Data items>
— Start —
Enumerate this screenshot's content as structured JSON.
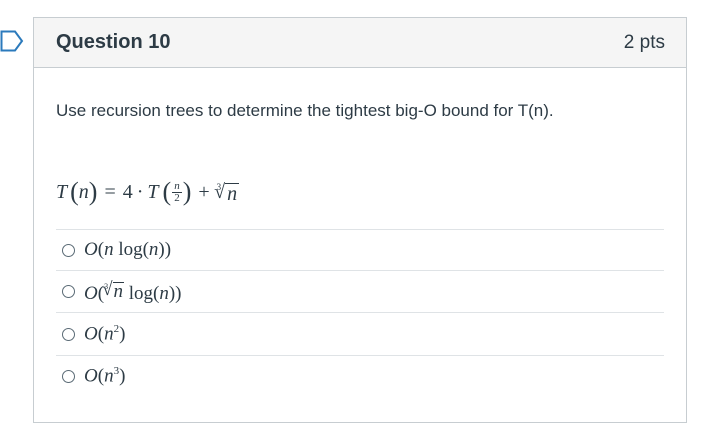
{
  "question": {
    "title": "Question 10",
    "points": "2 pts",
    "prompt": "Use recursion trees to determine the tightest big-O bound for T(n)."
  },
  "equation": {
    "lhs": "T",
    "lhs_arg": "n",
    "coef": "4",
    "func": "T",
    "frac_num": "n",
    "frac_den": "2",
    "root_index": "3",
    "root_radicand": "n"
  },
  "answers": [
    {
      "text": "O(n log(n))"
    },
    {
      "text": "O(∛n log(n))"
    },
    {
      "text": "O(n²)"
    },
    {
      "text": "O(n³)"
    }
  ],
  "colors": {
    "accent": "#2b7abc",
    "header_bg": "#f5f5f5",
    "border": "#c7cdd1",
    "text": "#2d3b45"
  }
}
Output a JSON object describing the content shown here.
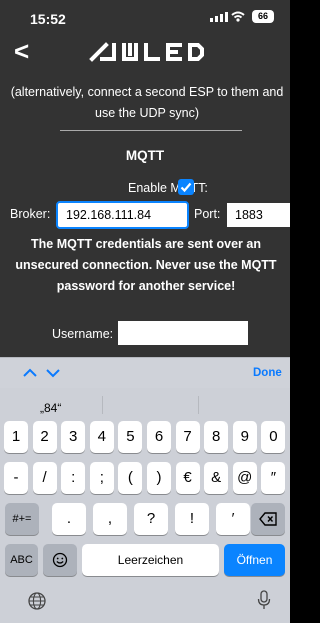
— End —
Task details>
From the listing above, print every entry precisely and drop the pictures.

Solution to this exercise>
Enumerate this screenshot's content as structured JSON.
{
  "question": {
    "title": "Question 10",
    "points": "2 pts",
    "prompt": "Use recursion trees to determine the tightest big-O bound for T(n)."
  },
  "equation": {
    "lhs": "T",
    "lhs_arg": "n",
    "coef": "4",
    "func": "T",
    "frac_num": "n",
    "frac_den": "2",
    "root_index": "3",
    "root_radicand": "n"
  },
  "answers": [
    {
      "text": "O(n log(n))"
    },
    {
      "text": "O(∛n log(n))"
    },
    {
      "text": "O(n²)"
    },
    {
      "text": "O(n³)"
    }
  ],
  "colors": {
    "accent": "#2b7abc",
    "header_bg": "#f5f5f5",
    "border": "#c7cdd1",
    "text": "#2d3b45"
  }
}
Output a JSON object describing the content shown here.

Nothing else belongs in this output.